Stated problem | Output every line exactly as written. Leave out pictures.

### Supplied entries ###

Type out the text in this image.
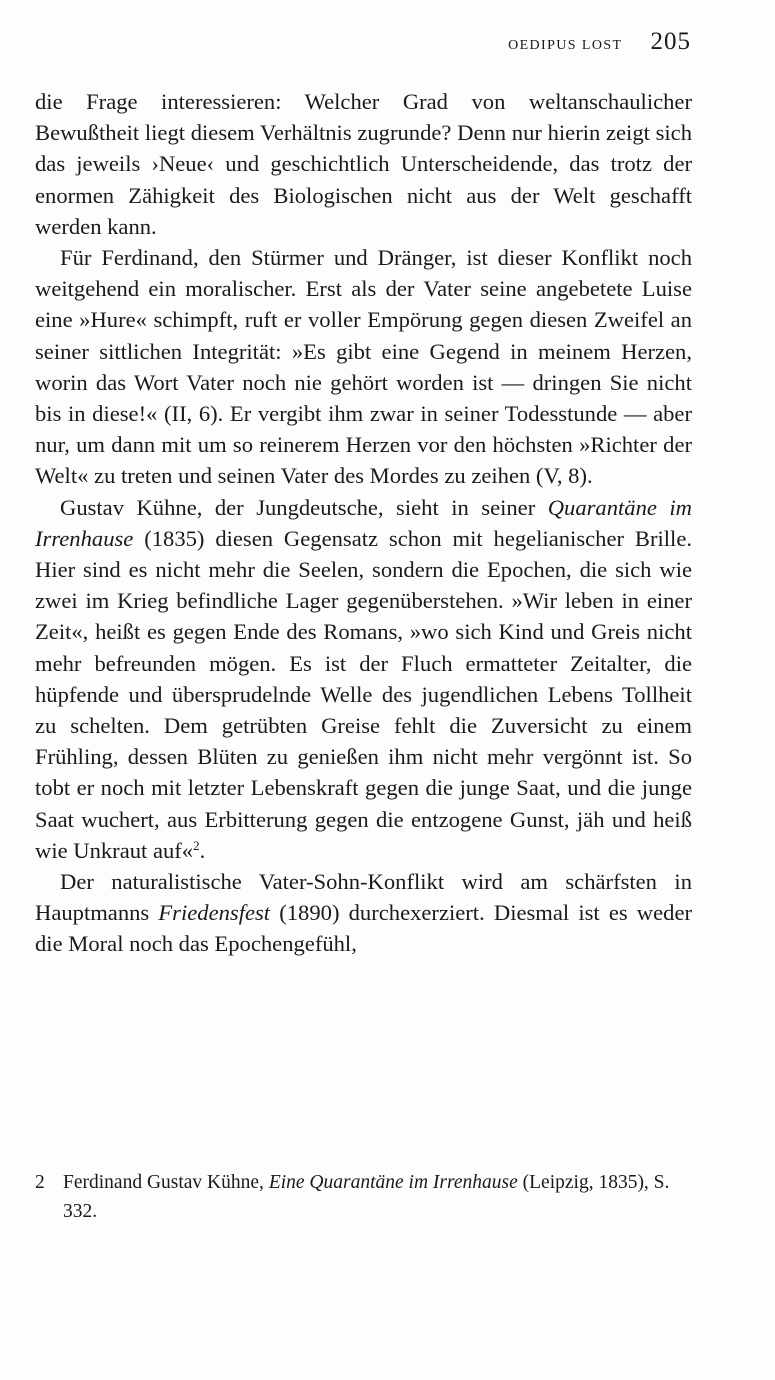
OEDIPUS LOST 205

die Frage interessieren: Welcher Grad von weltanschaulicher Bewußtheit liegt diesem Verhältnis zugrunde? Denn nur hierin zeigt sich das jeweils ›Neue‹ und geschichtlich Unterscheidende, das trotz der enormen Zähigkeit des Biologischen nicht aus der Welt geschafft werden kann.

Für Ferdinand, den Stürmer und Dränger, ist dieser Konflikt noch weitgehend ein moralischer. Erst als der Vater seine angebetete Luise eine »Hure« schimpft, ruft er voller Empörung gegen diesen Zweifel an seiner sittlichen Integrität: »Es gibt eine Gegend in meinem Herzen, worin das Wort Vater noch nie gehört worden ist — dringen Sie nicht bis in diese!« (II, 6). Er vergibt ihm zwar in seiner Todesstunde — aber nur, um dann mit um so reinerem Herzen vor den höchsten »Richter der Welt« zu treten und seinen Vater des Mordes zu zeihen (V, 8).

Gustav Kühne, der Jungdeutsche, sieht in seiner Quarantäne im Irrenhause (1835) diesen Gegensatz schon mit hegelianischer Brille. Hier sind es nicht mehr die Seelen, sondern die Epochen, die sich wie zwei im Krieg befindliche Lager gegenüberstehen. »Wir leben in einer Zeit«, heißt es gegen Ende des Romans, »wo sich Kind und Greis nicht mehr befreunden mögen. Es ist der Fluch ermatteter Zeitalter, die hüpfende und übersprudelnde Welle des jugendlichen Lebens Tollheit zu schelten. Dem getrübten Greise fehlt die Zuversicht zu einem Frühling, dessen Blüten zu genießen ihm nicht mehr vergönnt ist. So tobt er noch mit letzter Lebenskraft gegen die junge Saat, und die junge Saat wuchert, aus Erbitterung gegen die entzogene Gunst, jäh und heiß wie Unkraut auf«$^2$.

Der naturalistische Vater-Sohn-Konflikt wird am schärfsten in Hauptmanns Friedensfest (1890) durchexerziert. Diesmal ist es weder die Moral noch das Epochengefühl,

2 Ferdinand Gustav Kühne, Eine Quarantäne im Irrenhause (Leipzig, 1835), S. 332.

###

Complete response |
Type out the text in this image.
OEDIPUS LOST 205

die Frage interessieren: Welcher Grad von weltanschaulicher Bewußtheit liegt diesem Verhältnis zugrunde? Denn nur hierin zeigt sich das jeweils ›Neue‹ und geschichtlich Unterscheidende, das trotz der enormen Zähigkeit des Biologischen nicht aus der Welt geschafft werden kann.

Für Ferdinand, den Stürmer und Dränger, ist dieser Konflikt noch weitgehend ein moralischer. Erst als der Vater seine angebetete Luise eine »Hure« schimpft, ruft er voller Empörung gegen diesen Zweifel an seiner sittlichen Integrität: »Es gibt eine Gegend in meinem Herzen, worin das Wort Vater noch nie gehört worden ist — dringen Sie nicht bis in diese!« (II, 6). Er vergibt ihm zwar in seiner Todesstunde — aber nur, um dann mit um so reinerem Herzen vor den höchsten »Richter der Welt« zu treten und seinen Vater des Mordes zu zeihen (V, 8).

Gustav Kühne, der Jungdeutsche, sieht in seiner Quarantäne im Irrenhause (1835) diesen Gegensatz schon mit hegelianischer Brille. Hier sind es nicht mehr die Seelen, sondern die Epochen, die sich wie zwei im Krieg befindliche Lager gegenüberstehen. »Wir leben in einer Zeit«, heißt es gegen Ende des Romans, »wo sich Kind und Greis nicht mehr befreunden mögen. Es ist der Fluch ermatteter Zeitalter, die hüpfende und übersprudelnde Welle des jugendlichen Lebens Tollheit zu schelten. Dem getrübten Greise fehlt die Zuversicht zu einem Frühling, dessen Blüten zu genießen ihm nicht mehr vergönnt ist. So tobt er noch mit letzter Lebenskraft gegen die junge Saat, und die junge Saat wuchert, aus Erbitterung gegen die entzogene Gunst, jäh und heiß wie Unkraut auf«$^2$.

Der naturalistische Vater-Sohn-Konflikt wird am schärfsten in Hauptmanns Friedensfest (1890) durchexerziert. Diesmal ist es weder die Moral noch das Epochengefühl,

2 Ferdinand Gustav Kühne, Eine Quarantäne im Irrenhause (Leipzig, 1835), S. 332.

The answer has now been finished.